Scan the following material for the string "CHUA" and copy each line in which it appears.
-----
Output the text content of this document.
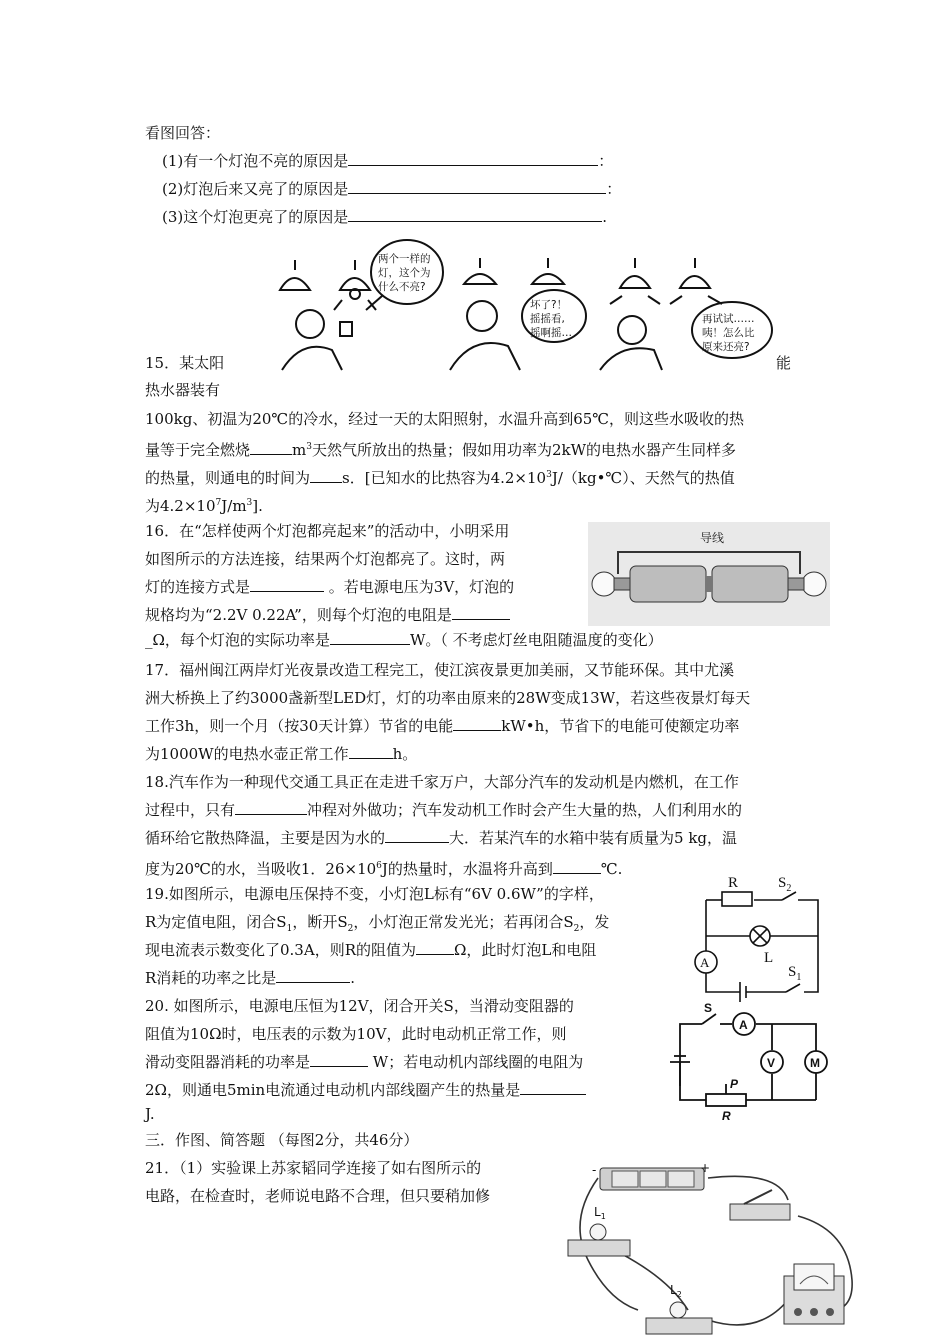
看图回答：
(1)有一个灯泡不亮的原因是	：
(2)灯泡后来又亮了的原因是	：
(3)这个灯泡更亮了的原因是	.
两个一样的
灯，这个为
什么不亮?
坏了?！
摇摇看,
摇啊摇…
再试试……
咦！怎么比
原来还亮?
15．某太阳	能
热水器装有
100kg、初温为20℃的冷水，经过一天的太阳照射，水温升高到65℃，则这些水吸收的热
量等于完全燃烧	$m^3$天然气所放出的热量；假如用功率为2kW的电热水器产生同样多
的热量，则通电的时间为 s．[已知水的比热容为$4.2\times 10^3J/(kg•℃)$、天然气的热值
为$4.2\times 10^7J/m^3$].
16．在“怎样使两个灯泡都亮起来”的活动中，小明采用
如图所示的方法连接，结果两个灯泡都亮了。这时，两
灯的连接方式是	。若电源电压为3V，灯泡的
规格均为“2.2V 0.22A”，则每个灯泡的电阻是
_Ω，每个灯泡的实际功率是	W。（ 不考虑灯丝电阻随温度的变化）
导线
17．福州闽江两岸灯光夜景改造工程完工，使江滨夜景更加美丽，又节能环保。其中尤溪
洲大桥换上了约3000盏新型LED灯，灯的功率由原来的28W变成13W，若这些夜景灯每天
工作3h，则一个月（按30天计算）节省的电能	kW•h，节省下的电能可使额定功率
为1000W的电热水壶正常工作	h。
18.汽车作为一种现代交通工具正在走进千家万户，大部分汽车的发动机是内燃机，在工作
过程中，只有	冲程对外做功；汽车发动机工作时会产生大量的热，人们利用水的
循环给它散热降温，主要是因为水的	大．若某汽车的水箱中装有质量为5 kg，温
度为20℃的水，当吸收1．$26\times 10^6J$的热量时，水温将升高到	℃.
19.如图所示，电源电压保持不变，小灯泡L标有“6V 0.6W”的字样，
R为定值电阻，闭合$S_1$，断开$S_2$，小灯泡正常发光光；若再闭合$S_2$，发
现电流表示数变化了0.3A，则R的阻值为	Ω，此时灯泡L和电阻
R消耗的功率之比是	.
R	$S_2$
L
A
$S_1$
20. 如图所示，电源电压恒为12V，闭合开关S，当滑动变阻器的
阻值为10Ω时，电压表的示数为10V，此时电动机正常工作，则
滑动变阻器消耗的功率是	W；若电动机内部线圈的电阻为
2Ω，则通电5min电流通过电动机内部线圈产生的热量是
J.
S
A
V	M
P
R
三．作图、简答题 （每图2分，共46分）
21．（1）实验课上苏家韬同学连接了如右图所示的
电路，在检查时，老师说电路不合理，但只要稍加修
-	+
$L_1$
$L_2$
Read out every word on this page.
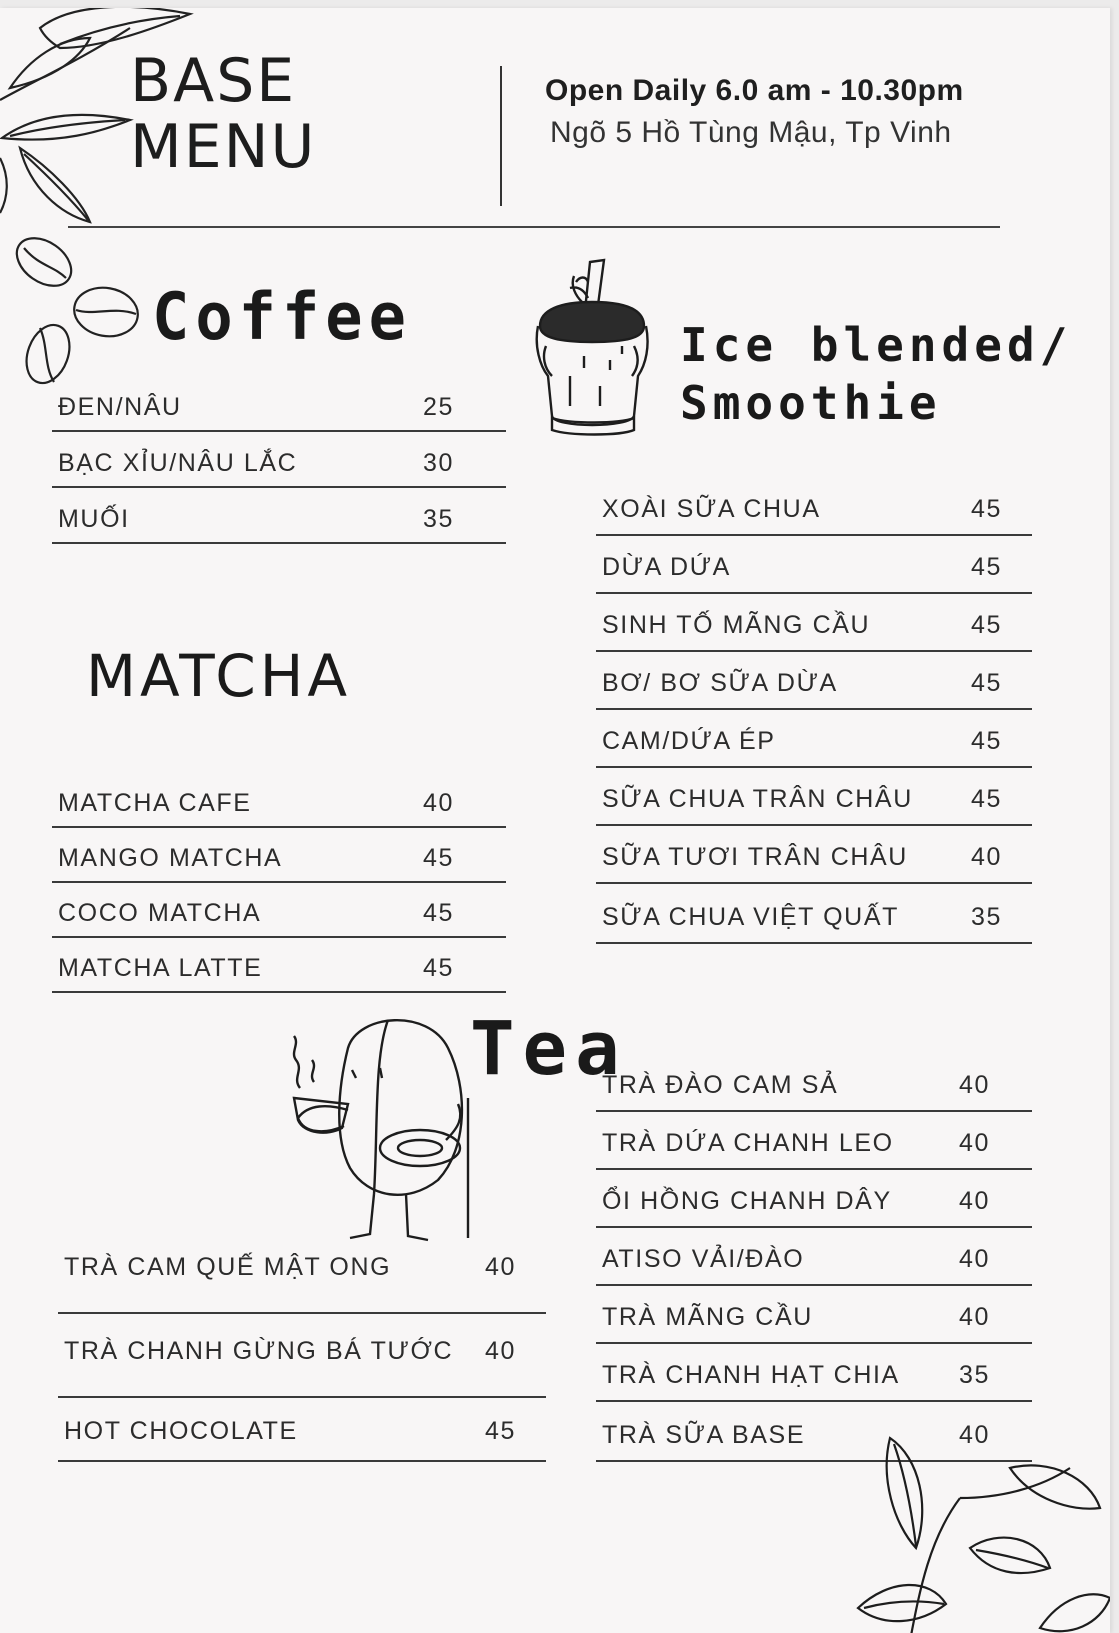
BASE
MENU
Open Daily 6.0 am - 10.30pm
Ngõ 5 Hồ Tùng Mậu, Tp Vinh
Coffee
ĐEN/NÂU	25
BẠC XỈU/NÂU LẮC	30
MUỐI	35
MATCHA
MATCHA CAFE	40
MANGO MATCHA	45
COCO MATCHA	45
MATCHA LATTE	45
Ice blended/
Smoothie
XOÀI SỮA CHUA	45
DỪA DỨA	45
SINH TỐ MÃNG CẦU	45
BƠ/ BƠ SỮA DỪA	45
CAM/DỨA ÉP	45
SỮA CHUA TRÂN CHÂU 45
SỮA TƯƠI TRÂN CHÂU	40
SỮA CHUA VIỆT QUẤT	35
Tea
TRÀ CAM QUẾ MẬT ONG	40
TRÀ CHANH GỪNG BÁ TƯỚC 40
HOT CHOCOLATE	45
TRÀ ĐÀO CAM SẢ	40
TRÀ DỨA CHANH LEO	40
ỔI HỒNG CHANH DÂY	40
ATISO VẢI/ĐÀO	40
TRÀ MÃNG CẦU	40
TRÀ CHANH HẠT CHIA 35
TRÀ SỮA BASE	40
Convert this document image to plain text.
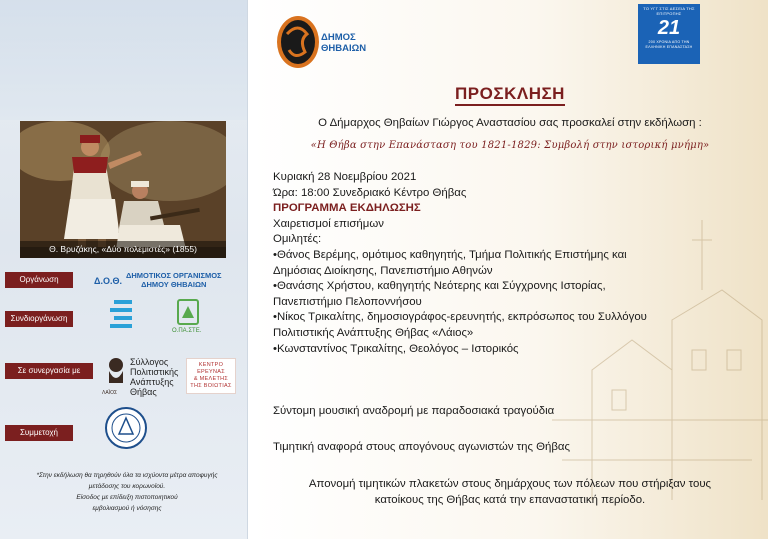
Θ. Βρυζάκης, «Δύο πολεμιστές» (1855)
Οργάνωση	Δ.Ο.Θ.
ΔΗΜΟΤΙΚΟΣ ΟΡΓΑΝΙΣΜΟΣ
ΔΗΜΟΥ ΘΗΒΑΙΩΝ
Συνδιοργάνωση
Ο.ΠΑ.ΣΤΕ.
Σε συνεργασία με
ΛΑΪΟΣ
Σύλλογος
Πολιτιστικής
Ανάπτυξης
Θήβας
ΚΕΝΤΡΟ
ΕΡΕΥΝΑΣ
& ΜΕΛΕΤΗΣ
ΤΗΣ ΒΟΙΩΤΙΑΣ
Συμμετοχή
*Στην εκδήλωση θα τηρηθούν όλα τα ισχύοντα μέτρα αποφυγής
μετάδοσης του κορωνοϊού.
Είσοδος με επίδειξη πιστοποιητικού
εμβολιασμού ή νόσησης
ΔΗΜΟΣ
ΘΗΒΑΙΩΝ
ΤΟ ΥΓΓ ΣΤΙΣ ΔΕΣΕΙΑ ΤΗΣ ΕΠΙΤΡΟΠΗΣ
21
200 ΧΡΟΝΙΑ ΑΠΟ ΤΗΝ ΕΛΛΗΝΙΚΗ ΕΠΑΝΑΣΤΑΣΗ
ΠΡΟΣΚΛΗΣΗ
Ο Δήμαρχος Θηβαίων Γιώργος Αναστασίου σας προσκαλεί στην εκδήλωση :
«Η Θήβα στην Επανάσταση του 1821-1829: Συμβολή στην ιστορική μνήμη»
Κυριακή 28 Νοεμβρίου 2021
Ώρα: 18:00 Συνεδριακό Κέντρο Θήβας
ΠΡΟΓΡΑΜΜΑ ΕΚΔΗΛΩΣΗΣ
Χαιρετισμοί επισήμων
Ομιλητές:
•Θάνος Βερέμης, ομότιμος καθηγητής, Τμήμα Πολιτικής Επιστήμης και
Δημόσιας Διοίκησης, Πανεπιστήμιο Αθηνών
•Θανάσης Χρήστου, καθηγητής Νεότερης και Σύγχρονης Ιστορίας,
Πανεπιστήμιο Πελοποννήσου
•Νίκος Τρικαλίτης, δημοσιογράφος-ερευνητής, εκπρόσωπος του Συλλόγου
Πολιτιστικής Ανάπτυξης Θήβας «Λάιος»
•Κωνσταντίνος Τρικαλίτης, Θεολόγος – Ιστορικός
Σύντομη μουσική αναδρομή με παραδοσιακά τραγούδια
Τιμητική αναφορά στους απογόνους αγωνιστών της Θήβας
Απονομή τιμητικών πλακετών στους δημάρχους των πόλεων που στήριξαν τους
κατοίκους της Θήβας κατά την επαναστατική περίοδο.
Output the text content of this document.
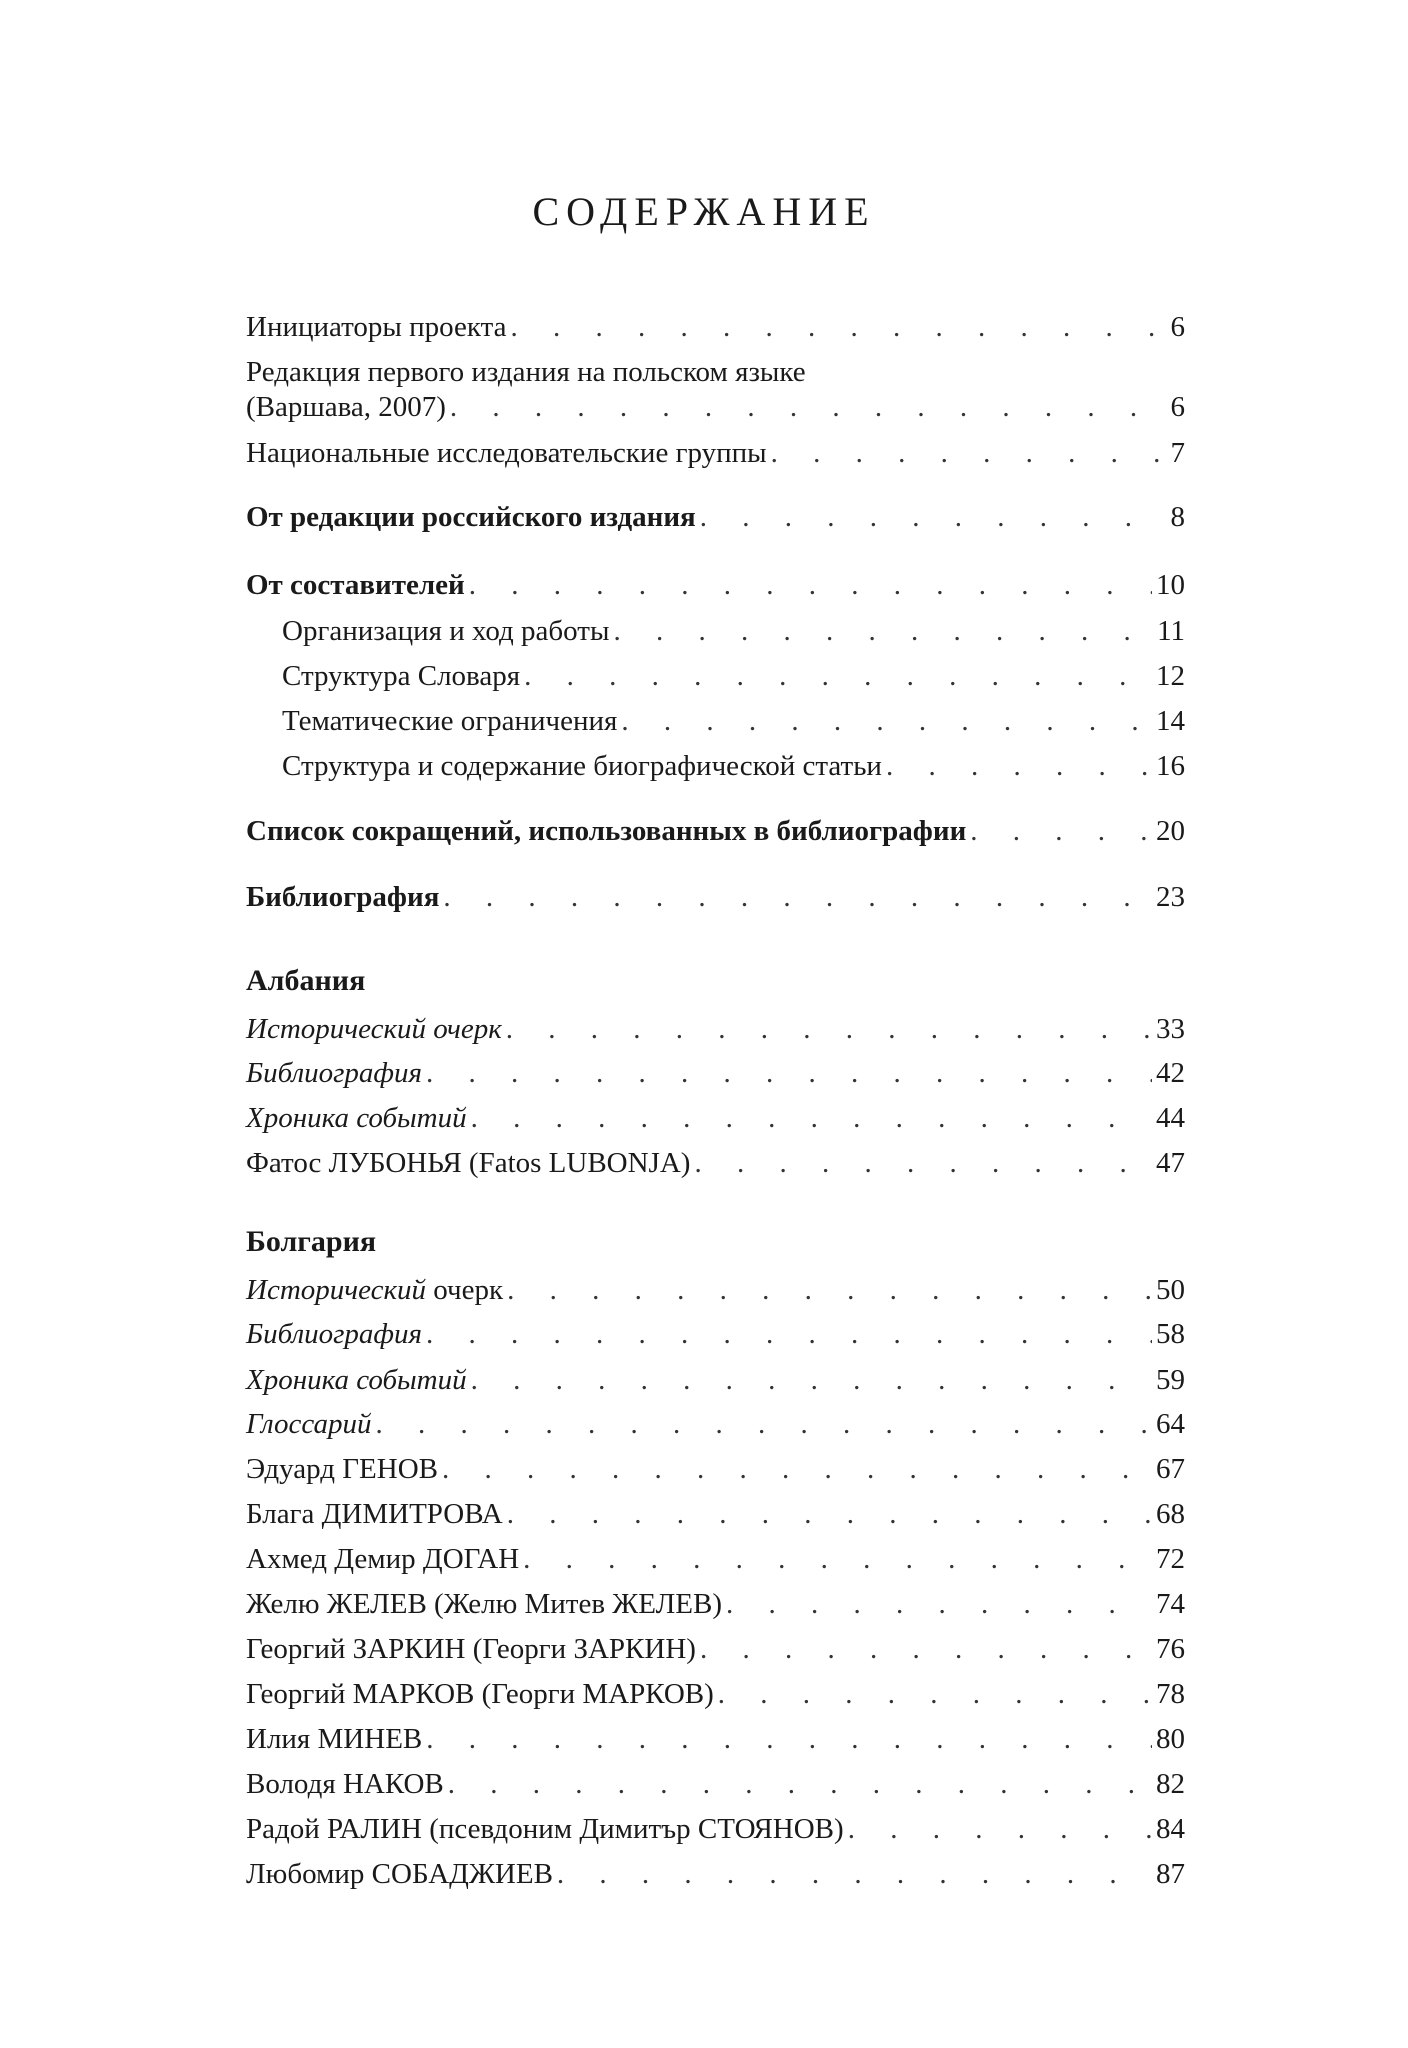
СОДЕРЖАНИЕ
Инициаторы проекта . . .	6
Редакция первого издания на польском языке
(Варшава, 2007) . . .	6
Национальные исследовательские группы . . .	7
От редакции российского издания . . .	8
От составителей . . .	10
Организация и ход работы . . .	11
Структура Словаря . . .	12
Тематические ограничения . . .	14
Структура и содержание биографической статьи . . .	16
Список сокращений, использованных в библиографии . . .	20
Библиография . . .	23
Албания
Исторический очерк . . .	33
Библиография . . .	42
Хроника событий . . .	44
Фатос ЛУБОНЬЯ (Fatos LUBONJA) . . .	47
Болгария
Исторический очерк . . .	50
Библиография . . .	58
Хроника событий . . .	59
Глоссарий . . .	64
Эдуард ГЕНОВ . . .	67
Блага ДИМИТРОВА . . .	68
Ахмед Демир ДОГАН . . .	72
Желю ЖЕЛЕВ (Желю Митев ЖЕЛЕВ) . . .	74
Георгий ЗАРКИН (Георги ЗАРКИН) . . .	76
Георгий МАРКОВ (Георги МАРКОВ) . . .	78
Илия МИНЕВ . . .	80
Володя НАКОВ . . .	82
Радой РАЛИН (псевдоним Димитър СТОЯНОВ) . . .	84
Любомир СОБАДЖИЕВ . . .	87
-----
Finished exercise —
XOÀI SỮA CHUA	45
SỮA CHUA TRÂN CHÂU 45
SỮA CHUA VIỆT QUẤT	35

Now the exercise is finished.